# Task directions:
Copy all of the material exactly. Pictures are not to appear in the copy.

# Records for the exercise:
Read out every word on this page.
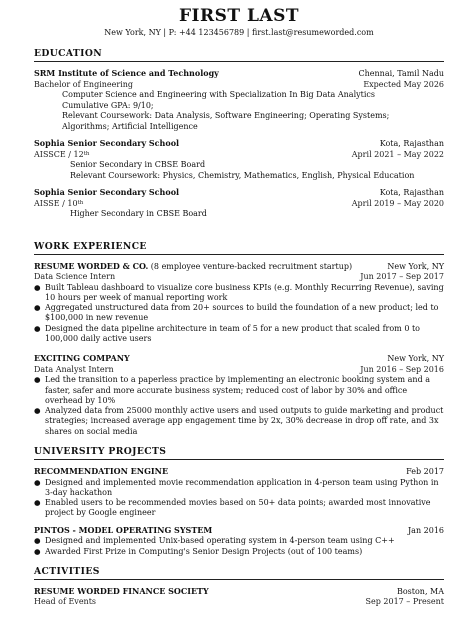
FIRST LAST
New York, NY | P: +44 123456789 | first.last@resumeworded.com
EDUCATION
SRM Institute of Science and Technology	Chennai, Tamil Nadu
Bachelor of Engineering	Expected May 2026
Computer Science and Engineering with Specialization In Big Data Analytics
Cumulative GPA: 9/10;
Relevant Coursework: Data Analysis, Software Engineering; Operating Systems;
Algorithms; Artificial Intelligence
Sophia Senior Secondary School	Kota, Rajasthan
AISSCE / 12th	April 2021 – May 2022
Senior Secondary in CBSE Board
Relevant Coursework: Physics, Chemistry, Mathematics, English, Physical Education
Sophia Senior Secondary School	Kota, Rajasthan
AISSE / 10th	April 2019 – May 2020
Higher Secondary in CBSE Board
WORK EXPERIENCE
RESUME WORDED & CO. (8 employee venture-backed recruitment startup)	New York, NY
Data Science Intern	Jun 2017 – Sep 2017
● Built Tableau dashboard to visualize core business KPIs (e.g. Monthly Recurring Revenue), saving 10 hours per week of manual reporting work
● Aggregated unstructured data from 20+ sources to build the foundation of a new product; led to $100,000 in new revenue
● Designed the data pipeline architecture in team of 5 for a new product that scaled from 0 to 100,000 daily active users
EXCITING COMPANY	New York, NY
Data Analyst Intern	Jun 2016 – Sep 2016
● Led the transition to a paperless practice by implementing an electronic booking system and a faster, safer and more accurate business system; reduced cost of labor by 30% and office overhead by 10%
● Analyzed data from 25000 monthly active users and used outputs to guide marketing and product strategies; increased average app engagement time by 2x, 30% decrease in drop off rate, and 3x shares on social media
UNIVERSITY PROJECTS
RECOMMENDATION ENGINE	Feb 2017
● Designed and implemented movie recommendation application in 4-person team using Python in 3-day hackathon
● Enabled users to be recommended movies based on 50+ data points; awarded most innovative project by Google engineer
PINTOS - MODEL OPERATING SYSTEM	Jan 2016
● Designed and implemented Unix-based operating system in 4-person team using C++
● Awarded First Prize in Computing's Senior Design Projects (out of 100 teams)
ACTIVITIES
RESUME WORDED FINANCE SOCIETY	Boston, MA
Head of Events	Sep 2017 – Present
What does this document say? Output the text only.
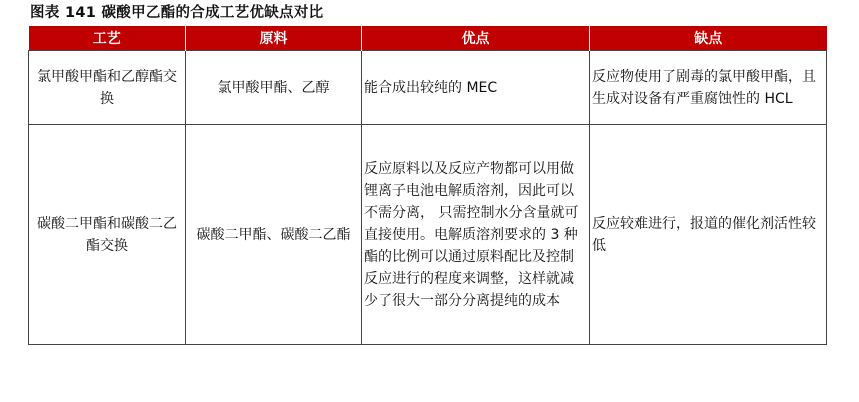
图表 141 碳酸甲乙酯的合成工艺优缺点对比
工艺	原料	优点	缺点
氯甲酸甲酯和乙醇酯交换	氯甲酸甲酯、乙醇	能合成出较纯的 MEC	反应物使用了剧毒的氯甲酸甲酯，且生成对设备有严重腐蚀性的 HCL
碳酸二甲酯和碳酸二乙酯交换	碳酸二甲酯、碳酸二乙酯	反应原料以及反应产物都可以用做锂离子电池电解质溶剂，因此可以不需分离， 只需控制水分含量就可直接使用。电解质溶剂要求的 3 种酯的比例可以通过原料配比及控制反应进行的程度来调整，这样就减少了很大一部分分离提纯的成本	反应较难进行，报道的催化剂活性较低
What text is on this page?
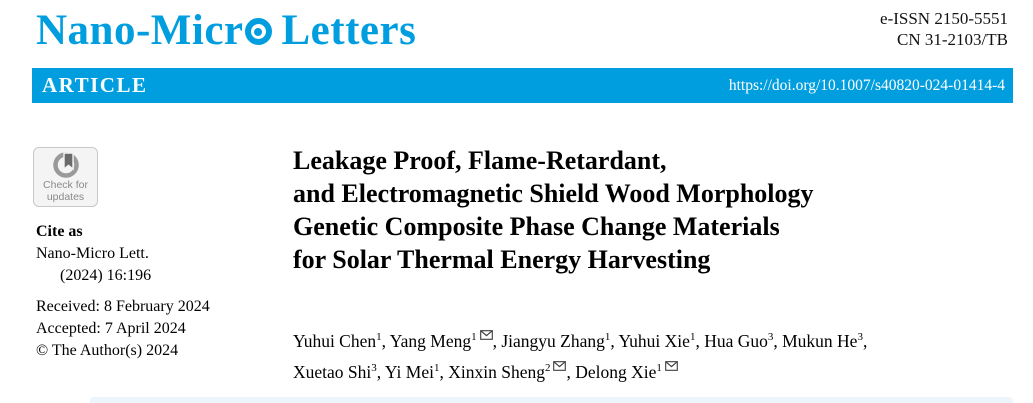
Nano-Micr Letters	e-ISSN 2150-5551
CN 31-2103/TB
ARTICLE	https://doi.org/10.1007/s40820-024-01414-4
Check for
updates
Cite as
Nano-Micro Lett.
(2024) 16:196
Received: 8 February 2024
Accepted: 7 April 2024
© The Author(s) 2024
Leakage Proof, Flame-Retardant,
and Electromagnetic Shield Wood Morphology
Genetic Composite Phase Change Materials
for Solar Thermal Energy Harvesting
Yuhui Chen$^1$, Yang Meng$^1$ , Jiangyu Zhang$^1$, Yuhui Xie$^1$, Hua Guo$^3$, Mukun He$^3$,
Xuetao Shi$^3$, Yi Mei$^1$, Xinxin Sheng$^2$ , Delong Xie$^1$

# Reply to the task:
Read out every word on this page.
FIRST LAST
New York, NY | P: +44 123456789 | first.last@resumeworded.com
EDUCATION
SRM Institute of Science and Technology	Chennai, Tamil Nadu
Bachelor of Engineering	Expected May 2026
Computer Science and Engineering with Specialization In Big Data Analytics
Cumulative GPA: 9/10;
Relevant Coursework: Data Analysis, Software Engineering; Operating Systems;
Algorithms; Artificial Intelligence
Sophia Senior Secondary School	Kota, Rajasthan
AISSCE / 12th	April 2021 – May 2022
Senior Secondary in CBSE Board
Relevant Coursework: Physics, Chemistry, Mathematics, English, Physical Education
Sophia Senior Secondary School	Kota, Rajasthan
AISSE / 10th	April 2019 – May 2020
Higher Secondary in CBSE Board
WORK EXPERIENCE
RESUME WORDED & CO. (8 employee venture-backed recruitment startup)	New York, NY
Data Science Intern	Jun 2017 – Sep 2017
● Built Tableau dashboard to visualize core business KPIs (e.g. Monthly Recurring Revenue), saving 10 hours per week of manual reporting work
● Aggregated unstructured data from 20+ sources to build the foundation of a new product; led to $100,000 in new revenue
● Designed the data pipeline architecture in team of 5 for a new product that scaled from 0 to 100,000 daily active users
EXCITING COMPANY	New York, NY
Data Analyst Intern	Jun 2016 – Sep 2016
● Led the transition to a paperless practice by implementing an electronic booking system and a faster, safer and more accurate business system; reduced cost of labor by 30% and office overhead by 10%
● Analyzed data from 25000 monthly active users and used outputs to guide marketing and product strategies; increased average app engagement time by 2x, 30% decrease in drop off rate, and 3x shares on social media
UNIVERSITY PROJECTS
RECOMMENDATION ENGINE	Feb 2017
● Designed and implemented movie recommendation application in 4-person team using Python in 3-day hackathon
● Enabled users to be recommended movies based on 50+ data points; awarded most innovative project by Google engineer
PINTOS - MODEL OPERATING SYSTEM	Jan 2016
● Designed and implemented Unix-based operating system in 4-person team using C++
● Awarded First Prize in Computing's Senior Design Projects (out of 100 teams)
ACTIVITIES
RESUME WORDED FINANCE SOCIETY	Boston, MA
Head of Events	Sep 2017 – Present
What does this document say? Output the text only.
图表 141 碳酸甲乙酯的合成工艺优缺点对比
工艺	原料	优点	缺点
氯甲酸甲酯和乙醇酯交换	氯甲酸甲酯、乙醇	能合成出较纯的 MEC	反应物使用了剧毒的氯甲酸甲酯，且生成对设备有严重腐蚀性的 HCL
碳酸二甲酯和碳酸二乙酯交换	碳酸二甲酯、碳酸二乙酯	反应原料以及反应产物都可以用做锂离子电池电解质溶剂，因此可以不需分离， 只需控制水分含量就可直接使用。电解质溶剂要求的 3 种酯的比例可以通过原料配比及控制反应进行的程度来调整，这样就减少了很大一部分分离提纯的成本	反应较难进行，报道的催化剂活性较低
What text is on this page?
Nano-Micr Letters	e-ISSN 2150-5551
CN 31-2103/TB
ARTICLE	https://doi.org/10.1007/s40820-024-01414-4
Check for
updates
Cite as
Nano-Micro Lett.
(2024) 16:196
Received: 8 February 2024
Accepted: 7 April 2024
© The Author(s) 2024
Leakage Proof, Flame-Retardant,
and Electromagnetic Shield Wood Morphology
Genetic Composite Phase Change Materials
for Solar Thermal Energy Harvesting
Yuhui Chen$^1$, Yang Meng$^1$ , Jiangyu Zhang$^1$, Yuhui Xie$^1$, Hua Guo$^3$, Mukun He$^3$,
Xuetao Shi$^3$, Yi Mei$^1$, Xinxin Sheng$^2$ , Delong Xie$^1$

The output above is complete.